** START **

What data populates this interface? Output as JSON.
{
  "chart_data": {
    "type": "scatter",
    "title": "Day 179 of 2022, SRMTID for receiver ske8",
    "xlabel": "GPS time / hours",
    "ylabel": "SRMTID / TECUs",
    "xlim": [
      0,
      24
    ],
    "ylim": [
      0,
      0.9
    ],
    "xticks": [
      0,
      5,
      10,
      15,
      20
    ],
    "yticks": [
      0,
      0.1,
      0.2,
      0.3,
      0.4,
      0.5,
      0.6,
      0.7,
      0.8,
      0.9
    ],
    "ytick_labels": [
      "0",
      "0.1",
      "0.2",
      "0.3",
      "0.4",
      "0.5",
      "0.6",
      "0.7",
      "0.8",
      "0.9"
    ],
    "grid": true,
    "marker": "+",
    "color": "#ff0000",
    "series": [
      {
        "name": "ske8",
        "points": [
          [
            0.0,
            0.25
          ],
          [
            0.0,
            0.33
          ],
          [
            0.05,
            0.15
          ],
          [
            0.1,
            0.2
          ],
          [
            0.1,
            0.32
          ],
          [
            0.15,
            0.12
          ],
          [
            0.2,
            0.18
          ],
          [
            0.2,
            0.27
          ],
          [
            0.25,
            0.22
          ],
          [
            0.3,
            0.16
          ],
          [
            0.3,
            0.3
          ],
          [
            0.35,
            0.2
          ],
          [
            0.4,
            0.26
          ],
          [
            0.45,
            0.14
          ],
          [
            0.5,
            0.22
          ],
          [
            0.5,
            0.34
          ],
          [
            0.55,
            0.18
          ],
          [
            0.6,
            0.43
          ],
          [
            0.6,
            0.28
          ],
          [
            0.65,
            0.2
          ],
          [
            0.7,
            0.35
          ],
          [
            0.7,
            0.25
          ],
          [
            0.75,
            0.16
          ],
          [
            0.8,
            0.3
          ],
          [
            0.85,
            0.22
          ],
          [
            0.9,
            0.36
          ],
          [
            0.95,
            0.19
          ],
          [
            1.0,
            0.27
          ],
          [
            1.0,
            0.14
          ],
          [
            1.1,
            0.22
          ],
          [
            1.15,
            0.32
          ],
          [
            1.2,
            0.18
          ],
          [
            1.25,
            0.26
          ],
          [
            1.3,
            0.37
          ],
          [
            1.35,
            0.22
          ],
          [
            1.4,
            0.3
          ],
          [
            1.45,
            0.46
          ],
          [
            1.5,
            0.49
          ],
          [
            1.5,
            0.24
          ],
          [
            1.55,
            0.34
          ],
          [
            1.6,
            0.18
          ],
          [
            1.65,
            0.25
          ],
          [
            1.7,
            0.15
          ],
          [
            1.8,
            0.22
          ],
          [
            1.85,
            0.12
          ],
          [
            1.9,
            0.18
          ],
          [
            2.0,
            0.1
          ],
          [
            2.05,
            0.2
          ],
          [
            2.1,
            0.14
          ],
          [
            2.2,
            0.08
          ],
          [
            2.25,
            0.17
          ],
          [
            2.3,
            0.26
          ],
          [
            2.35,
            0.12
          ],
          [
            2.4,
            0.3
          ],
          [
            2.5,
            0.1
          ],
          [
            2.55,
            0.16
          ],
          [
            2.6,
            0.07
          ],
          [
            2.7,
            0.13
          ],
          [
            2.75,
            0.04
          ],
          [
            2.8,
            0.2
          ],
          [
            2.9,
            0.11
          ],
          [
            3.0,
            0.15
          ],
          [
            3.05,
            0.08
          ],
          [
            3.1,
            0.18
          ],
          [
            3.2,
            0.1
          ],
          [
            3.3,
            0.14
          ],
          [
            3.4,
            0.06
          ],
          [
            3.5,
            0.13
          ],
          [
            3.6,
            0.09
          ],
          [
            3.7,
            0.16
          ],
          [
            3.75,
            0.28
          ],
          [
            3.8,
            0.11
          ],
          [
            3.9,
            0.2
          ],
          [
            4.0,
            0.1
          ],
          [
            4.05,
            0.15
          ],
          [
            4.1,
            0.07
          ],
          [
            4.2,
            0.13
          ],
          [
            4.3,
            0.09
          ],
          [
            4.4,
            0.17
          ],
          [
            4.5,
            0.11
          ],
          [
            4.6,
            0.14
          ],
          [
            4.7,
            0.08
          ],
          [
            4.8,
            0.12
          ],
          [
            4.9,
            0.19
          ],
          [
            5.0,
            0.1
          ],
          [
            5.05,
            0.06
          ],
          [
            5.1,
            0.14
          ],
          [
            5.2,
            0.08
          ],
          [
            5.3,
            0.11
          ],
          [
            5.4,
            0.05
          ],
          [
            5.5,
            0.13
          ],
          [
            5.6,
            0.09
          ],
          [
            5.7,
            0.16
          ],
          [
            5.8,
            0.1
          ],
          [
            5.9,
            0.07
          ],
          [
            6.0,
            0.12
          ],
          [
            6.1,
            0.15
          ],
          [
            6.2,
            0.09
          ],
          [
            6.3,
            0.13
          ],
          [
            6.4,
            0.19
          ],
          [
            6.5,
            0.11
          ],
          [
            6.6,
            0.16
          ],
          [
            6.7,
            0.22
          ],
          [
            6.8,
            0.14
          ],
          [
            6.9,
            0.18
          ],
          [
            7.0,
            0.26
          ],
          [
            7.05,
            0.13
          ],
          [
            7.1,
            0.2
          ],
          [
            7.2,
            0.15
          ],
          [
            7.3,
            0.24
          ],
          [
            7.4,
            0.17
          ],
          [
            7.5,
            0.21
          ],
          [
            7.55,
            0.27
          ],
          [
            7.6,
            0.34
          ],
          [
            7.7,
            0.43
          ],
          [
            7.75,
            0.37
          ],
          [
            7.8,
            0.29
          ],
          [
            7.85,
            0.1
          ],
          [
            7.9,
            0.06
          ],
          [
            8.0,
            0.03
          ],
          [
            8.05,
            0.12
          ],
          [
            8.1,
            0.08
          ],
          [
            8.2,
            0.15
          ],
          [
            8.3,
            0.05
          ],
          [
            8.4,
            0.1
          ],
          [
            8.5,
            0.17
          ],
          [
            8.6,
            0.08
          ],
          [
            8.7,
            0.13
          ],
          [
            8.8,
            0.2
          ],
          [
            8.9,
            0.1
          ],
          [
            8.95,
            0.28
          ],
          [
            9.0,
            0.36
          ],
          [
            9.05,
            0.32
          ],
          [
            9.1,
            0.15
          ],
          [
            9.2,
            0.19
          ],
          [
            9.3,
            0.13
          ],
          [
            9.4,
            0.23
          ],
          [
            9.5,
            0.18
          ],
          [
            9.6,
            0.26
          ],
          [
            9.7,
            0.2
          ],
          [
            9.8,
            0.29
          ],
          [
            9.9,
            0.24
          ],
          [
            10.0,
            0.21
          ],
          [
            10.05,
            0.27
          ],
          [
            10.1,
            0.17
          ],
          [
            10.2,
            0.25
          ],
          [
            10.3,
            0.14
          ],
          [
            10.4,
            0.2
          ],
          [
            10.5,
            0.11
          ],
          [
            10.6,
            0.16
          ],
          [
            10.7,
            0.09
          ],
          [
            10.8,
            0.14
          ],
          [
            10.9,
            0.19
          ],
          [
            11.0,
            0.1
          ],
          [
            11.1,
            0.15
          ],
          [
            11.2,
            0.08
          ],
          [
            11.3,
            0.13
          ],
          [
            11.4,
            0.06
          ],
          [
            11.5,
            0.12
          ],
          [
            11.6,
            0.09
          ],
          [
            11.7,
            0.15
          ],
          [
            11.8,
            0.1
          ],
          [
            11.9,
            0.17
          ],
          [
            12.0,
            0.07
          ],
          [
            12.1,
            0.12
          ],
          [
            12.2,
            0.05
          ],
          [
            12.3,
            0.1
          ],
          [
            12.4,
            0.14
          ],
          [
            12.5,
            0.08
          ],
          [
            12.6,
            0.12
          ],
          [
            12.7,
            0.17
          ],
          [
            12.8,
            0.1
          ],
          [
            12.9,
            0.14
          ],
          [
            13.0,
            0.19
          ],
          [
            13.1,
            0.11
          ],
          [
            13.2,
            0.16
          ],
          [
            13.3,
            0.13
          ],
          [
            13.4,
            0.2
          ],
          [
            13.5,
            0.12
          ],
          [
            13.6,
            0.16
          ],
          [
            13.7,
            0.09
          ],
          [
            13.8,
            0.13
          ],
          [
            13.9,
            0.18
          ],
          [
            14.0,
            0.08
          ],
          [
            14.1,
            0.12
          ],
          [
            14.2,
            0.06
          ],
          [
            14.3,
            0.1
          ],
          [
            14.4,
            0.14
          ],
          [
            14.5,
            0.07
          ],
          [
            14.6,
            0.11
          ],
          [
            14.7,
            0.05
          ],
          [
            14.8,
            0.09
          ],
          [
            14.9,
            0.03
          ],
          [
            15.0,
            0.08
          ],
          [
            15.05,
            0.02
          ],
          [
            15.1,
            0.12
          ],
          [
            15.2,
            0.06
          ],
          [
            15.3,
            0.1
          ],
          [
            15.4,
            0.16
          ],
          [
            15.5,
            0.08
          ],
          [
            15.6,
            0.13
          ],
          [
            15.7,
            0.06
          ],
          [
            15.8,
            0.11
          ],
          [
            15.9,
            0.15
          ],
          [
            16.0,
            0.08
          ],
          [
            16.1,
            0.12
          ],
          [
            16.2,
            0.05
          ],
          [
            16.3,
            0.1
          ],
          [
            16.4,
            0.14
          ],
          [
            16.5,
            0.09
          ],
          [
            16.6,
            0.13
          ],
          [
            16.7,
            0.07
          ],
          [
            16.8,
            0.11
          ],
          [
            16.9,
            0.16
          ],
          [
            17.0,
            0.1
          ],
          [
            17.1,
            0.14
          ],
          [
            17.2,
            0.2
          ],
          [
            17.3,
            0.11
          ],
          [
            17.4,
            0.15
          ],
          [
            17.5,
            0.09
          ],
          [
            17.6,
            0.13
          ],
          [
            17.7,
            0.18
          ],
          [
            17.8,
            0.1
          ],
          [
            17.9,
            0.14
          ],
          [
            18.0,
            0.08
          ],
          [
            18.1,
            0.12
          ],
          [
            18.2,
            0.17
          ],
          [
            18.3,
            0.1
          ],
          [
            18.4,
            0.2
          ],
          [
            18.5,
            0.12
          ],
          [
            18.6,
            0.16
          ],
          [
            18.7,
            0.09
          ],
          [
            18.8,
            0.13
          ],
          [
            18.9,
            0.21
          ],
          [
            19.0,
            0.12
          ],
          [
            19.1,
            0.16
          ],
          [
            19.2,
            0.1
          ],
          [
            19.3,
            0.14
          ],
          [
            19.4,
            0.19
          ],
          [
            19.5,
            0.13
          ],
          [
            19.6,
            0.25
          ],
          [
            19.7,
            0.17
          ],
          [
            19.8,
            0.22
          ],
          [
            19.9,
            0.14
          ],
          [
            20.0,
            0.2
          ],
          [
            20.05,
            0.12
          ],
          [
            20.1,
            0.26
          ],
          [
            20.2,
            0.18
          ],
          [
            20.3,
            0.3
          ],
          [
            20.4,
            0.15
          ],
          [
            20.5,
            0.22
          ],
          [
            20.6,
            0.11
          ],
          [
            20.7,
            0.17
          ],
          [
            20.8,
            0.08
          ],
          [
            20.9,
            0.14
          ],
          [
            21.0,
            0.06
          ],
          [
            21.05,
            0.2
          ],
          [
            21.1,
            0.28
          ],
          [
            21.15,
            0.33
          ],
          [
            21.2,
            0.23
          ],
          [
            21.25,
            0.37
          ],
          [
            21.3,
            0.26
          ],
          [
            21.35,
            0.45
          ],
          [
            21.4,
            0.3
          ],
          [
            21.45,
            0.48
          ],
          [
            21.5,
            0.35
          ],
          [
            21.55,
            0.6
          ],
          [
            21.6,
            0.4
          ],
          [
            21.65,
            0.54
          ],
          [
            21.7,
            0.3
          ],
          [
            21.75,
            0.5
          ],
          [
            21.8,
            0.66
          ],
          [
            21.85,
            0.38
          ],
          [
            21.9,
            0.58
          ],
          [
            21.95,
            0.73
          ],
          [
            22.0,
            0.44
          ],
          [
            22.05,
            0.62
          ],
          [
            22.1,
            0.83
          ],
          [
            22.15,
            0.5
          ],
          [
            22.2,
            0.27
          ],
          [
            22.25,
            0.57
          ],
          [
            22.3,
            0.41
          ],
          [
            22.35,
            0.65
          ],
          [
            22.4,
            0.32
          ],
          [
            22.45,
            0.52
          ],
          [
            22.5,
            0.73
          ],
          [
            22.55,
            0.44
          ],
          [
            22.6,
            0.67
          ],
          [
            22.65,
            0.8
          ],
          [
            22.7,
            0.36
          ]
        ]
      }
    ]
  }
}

** END **

▶ WHAT YOU WILL DO
For each line of the entries that includes "SRMTID", show that line.

▶ FINISHED TASK
    "title": "Day 179 of 2022, SRMTID for receiver ske8",
    "ylabel": "SRMTID / TECUs",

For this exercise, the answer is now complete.